— START —

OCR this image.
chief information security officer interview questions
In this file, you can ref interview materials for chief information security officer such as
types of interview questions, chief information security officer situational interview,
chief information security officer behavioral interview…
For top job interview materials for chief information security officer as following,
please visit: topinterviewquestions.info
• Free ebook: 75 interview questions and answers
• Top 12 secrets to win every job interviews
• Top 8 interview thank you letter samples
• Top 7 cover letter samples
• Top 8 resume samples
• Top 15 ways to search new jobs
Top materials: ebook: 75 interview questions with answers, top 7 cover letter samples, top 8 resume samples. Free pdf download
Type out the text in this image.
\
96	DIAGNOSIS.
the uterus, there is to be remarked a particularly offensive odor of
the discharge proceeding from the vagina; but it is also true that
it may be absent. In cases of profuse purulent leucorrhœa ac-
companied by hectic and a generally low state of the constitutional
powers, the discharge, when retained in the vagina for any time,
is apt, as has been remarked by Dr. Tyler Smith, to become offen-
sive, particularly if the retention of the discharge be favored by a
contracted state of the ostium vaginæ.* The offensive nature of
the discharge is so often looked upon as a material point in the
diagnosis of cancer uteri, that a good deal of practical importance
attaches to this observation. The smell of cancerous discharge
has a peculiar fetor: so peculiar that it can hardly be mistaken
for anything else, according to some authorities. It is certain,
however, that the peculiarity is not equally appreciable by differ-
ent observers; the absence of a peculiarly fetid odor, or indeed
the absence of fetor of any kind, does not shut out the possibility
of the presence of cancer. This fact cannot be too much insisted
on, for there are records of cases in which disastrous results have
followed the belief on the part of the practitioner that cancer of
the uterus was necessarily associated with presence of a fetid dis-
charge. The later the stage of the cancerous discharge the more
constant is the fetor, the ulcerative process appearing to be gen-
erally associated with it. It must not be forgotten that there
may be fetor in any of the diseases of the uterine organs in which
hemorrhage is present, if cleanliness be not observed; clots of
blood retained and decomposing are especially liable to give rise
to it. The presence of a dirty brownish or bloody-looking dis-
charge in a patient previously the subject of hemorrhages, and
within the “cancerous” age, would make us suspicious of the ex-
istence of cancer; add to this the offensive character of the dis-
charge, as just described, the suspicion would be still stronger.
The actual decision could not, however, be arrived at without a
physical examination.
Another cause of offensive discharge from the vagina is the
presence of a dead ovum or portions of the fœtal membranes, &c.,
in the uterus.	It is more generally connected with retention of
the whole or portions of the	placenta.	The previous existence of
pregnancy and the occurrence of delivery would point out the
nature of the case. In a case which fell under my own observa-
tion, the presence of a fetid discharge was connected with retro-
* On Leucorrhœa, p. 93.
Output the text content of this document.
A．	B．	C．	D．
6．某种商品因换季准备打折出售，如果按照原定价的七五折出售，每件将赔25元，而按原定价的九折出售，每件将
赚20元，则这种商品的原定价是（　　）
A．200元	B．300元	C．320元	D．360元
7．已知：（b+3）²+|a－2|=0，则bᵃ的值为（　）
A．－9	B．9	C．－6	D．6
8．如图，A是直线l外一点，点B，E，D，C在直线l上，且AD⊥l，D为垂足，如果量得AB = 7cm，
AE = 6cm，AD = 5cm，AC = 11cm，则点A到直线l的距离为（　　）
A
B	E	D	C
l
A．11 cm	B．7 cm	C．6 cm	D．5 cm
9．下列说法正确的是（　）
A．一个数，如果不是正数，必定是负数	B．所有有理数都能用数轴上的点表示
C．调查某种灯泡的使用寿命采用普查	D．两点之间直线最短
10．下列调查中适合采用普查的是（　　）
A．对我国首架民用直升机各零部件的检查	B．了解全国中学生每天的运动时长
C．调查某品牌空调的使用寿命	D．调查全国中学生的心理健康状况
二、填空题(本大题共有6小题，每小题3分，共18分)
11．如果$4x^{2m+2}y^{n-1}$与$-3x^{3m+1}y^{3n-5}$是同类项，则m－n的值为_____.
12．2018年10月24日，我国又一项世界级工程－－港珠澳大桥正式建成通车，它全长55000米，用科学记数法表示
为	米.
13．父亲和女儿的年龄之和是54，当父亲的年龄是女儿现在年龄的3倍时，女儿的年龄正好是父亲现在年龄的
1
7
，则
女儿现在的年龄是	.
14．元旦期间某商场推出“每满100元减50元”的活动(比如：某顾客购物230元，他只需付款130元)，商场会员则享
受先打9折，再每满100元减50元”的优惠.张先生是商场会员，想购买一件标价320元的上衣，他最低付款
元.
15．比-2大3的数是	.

— END —

Retype the whole listing, matching it exactly.

OCR this image.
chief information security officer interview questions
In this file, you can ref interview materials for chief information security officer such as
types of interview questions, chief information security officer situational interview,
chief information security officer behavioral interview…
For top job interview materials for chief information security officer as following,
please visit: topinterviewquestions.info
• Free ebook: 75 interview questions and answers
• Top 12 secrets to win every job interviews
• Top 8 interview thank you letter samples
• Top 7 cover letter samples
• Top 8 resume samples
• Top 15 ways to search new jobs
Top materials: ebook: 75 interview questions with answers, top 7 cover letter samples, top 8 resume samples. Free pdf download
Type out the text in this image.
\
96	DIAGNOSIS.
the uterus, there is to be remarked a particularly offensive odor of
the discharge proceeding from the vagina; but it is also true that
it may be absent. In cases of profuse purulent leucorrhœa ac-
companied by hectic and a generally low state of the constitutional
powers, the discharge, when retained in the vagina for any time,
is apt, as has been remarked by Dr. Tyler Smith, to become offen-
sive, particularly if the retention of the discharge be favored by a
contracted state of the ostium vaginæ.* The offensive nature of
the discharge is so often looked upon as a material point in the
diagnosis of cancer uteri, that a good deal of practical importance
attaches to this observation. The smell of cancerous discharge
has a peculiar fetor: so peculiar that it can hardly be mistaken
for anything else, according to some authorities. It is certain,
however, that the peculiarity is not equally appreciable by differ-
ent observers; the absence of a peculiarly fetid odor, or indeed
the absence of fetor of any kind, does not shut out the possibility
of the presence of cancer. This fact cannot be too much insisted
on, for there are records of cases in which disastrous results have
followed the belief on the part of the practitioner that cancer of
the uterus was necessarily associated with presence of a fetid dis-
charge. The later the stage of the cancerous discharge the more
constant is the fetor, the ulcerative process appearing to be gen-
erally associated with it. It must not be forgotten that there
may be fetor in any of the diseases of the uterine organs in which
hemorrhage is present, if cleanliness be not observed; clots of
blood retained and decomposing are especially liable to give rise
to it. The presence of a dirty brownish or bloody-looking dis-
charge in a patient previously the subject of hemorrhages, and
within the “cancerous” age, would make us suspicious of the ex-
istence of cancer; add to this the offensive character of the dis-
charge, as just described, the suspicion would be still stronger.
The actual decision could not, however, be arrived at without a
physical examination.
Another cause of offensive discharge from the vagina is the
presence of a dead ovum or portions of the fœtal membranes, &c.,
in the uterus.	It is more generally connected with retention of
the whole or portions of the	placenta.	The previous existence of
pregnancy and the occurrence of delivery would point out the
nature of the case. In a case which fell under my own observa-
tion, the presence of a fetid discharge was connected with retro-
* On Leucorrhœa, p. 93.
Output the text content of this document.
A．	B．	C．	D．
6．某种商品因换季准备打折出售，如果按照原定价的七五折出售，每件将赔25元，而按原定价的九折出售，每件将
赚20元，则这种商品的原定价是（　　）
A．200元	B．300元	C．320元	D．360元
7．已知：（b+3）²+|a－2|=0，则bᵃ的值为（　）
A．－9	B．9	C．－6	D．6
8．如图，A是直线l外一点，点B，E，D，C在直线l上，且AD⊥l，D为垂足，如果量得AB = 7cm，
AE = 6cm，AD = 5cm，AC = 11cm，则点A到直线l的距离为（　　）
A
B	E	D	C
l
A．11 cm	B．7 cm	C．6 cm	D．5 cm
9．下列说法正确的是（　）
A．一个数，如果不是正数，必定是负数	B．所有有理数都能用数轴上的点表示
C．调查某种灯泡的使用寿命采用普查	D．两点之间直线最短
10．下列调查中适合采用普查的是（　　）
A．对我国首架民用直升机各零部件的检查	B．了解全国中学生每天的运动时长
C．调查某品牌空调的使用寿命	D．调查全国中学生的心理健康状况
二、填空题(本大题共有6小题，每小题3分，共18分)
11．如果$4x^{2m+2}y^{n-1}$与$-3x^{3m+1}y^{3n-5}$是同类项，则m－n的值为_____.
12．2018年10月24日，我国又一项世界级工程－－港珠澳大桥正式建成通车，它全长55000米，用科学记数法表示
为	米.
13．父亲和女儿的年龄之和是54，当父亲的年龄是女儿现在年龄的3倍时，女儿的年龄正好是父亲现在年龄的
1
7
，则
女儿现在的年龄是	.
14．元旦期间某商场推出“每满100元减50元”的活动(比如：某顾客购物230元，他只需付款130元)，商场会员则享
受先打9折，再每满100元减50元”的优惠.张先生是商场会员，想购买一件标价320元的上衣，他最低付款
元.
15．比-2大3的数是	.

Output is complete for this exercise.